**PROVIDED ENTRIES:**
-- START --
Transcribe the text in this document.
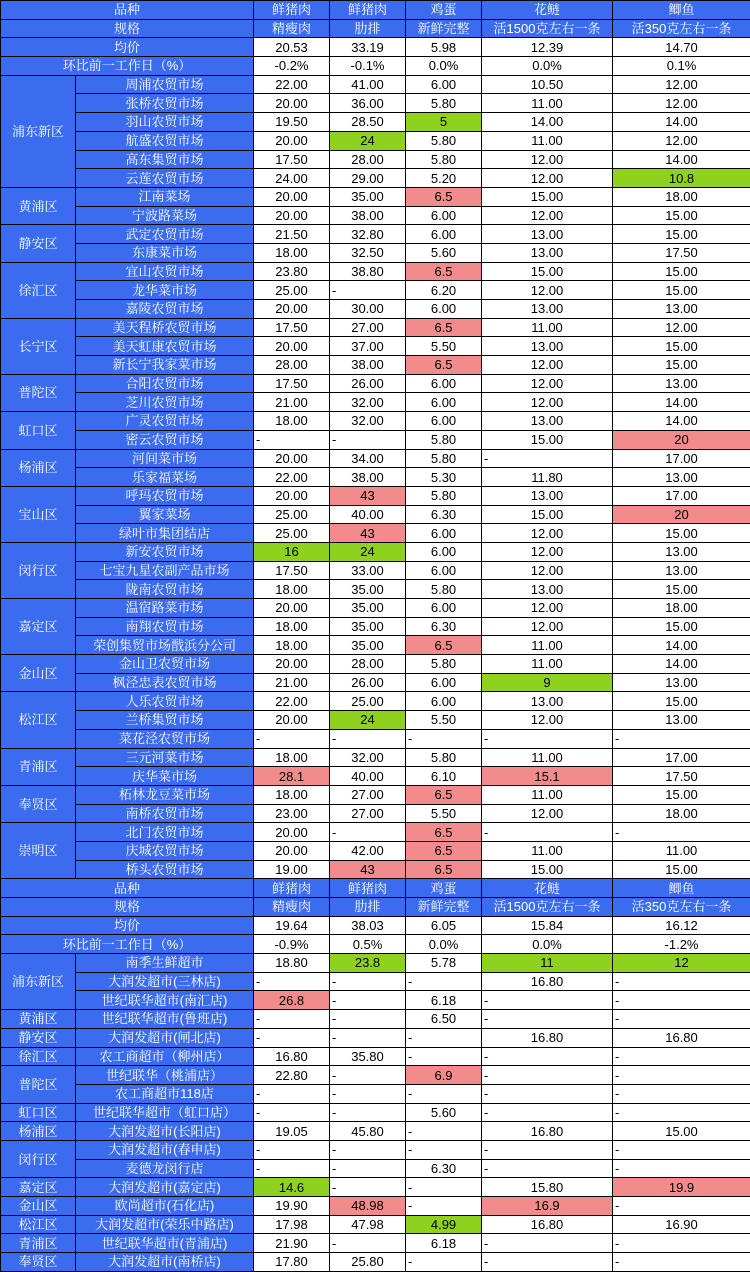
品种		鲜猪肉	鲜猪肉	鸡蛋	花鲢	鲫鱼
规格		精瘦肉	肋排	新鲜完整	活1500克左右一条	活350克左右一条
均价		20.53	33.19	5.98	12.39	14.70
环比前一工作日（%）		-0.2%	-0.1%	0.0%	0.0%	0.1%
浦东新区	周浦农贸市场	22.00	41.00	6.00	10.50	12.00
	张桥农贸市场	20.00	36.00	5.80	11.00	12.00
	羽山农贸市场	19.50	28.50	5	14.00	14.00
	航盛农贸市场	20.00	24	5.80	11.00	12.00
	高东集贸市场	17.50	28.00	5.80	12.00	14.00
	云莲农贸市场	24.00	29.00	5.20	12.00	10.8
黄浦区	江南菜场	20.00	35.00	6.5	15.00	18.00
	宁波路菜场	20.00	38.00	6.00	12.00	15.00
静安区	武定农贸市场	21.50	32.80	6.00	13.00	15.00
	东康菜市场	18.00	32.50	5.60	13.00	17.50
徐汇区	宜山农贸市场	23.80	38.80	6.5	15.00	15.00
	龙华菜市场	25.00	-	6.20	12.00	15.00
	嘉陵农贸市场	20.00	30.00	6.00	13.00	13.00
长宁区	美天程桥农贸市场	17.50	27.00	6.5	11.00	12.00
	美天虹康农贸市场	20.00	37.00	5.50	13.00	15.00
	新长宁我家菜市场	28.00	38.00	6.5	12.00	15.00
普陀区	合阳农贸市场	17.50	26.00	6.00	12.00	13.00
	芝川农贸市场	21.00	32.00	6.00	12.00	14.00
虹口区	广灵农贸市场	18.00	32.00	6.00	13.00	14.00
	密云农贸市场	-	-	5.80	15.00	20
杨浦区	河间菜市场	20.00	34.00	5.80	-	17.00
	乐家福菜场	22.00	38.00	5.30	11.80	13.00
宝山区	呼玛农贸市场	20.00	43	5.80	13.00	17.00
	翼家菜场	25.00	40.00	6.30	15.00	20
	绿叶市集团结店	25.00	43	6.00	12.00	15.00
闵行区	新安农贸市场	16	24	6.00	12.00	13.00
	七宝九星农副产品市场	17.50	33.00	6.00	12.00	13.00
	陇南农贸市场	18.00	35.00	5.80	13.00	15.00
嘉定区	温宿路菜市场	20.00	35.00	6.00	12.00	18.00
	南翔农贸市场	18.00	35.00	6.30	12.00	15.00
	荣创集贸市场戬浜分公司	18.00	35.00	6.5	11.00	14.00
金山区	金山卫农贸市场	20.00	28.00	5.80	11.00	14.00
	枫泾忠表农贸市场	21.00	26.00	6.00	9	13.00
松江区	人乐农贸市场	22.00	25.00	6.00	13.00	15.00
	兰桥集贸市场	20.00	24	5.50	12.00	13.00
	菜花泾农贸市场	-	-	-	-	-
青浦区	三元河菜市场	18.00	32.00	5.80	11.00	17.00
	庆华菜市场	28.1	40.00	6.10	15.1	17.50
奉贤区	柘林龙豆菜市场	18.00	27.00	6.5	11.00	15.00
	南桥农贸市场	23.00	27.00	5.50	12.00	18.00
崇明区	北门农贸市场	20.00	-	6.5	-	-
	庆城农贸市场	20.00	42.00	6.5	11.00	11.00
	桥头农贸市场	19.00	43	6.5	15.00	15.00
品种		鲜猪肉	鲜猪肉	鸡蛋	花鲢	鲫鱼
规格		精瘦肉	肋排	新鲜完整	活1500克左右一条	活350克左右一条
均价		19.64	38.03	6.05	15.84	16.12
环比前一工作日（%）		-0.9%	0.5%	0.0%	0.0%	-1.2%
浦东新区	南季生鲜超市	18.80	23.8	5.78	11	12
	大润发超市(三林店)	-	-	-	16.80	-
	世纪联华超市(南汇店)	26.8	-	6.18	-	-
黄浦区	世纪联华超市(鲁班店)	-	-	6.50	-	-
静安区	大润发超市(闸北店)	-	-	-	16.80	16.80
徐汇区	农工商超市（柳州店）	16.80	35.80	-	-	-
普陀区	世纪联华（桃浦店）	22.80	-	6.9	-	-
	农工商超市118店	-	-	-	-	-
虹口区	世纪联华超市（虹口店）	-	-	5.60	-	-
杨浦区	大润发超市(长阳店)	19.05	45.80	-	16.80	15.00
闵行区	大润发超市(春申店)	-	-	-	-	-
	麦德龙闵行店	-	-	6.30	-	-
嘉定区	大润发超市(嘉定店)	14.6	-	-	15.80	19.9
金山区	欧尚超市(石化店)	19.90	48.98	-	16.9	-
松江区	大润发超市(荣乐中路店)	17.98	47.98	4.99	16.80	16.90
青浦区	世纪联华超市(青浦店)	21.90	-	6.18	-	-
奉贤区	大润发超市(南桥店)	17.80	25.80	-	-	-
-- END --
**WHAT YOU SHOULD DO:** Search the preceding listing for "浦东新区" and extract every line where it is found.

**COMPLETE ANSWER:**
浦东新区	周浦农贸市场	22.00	41.00	6.00	10.50	12.00
浦东新区	南季生鲜超市	18.80	23.8	5.78	11	12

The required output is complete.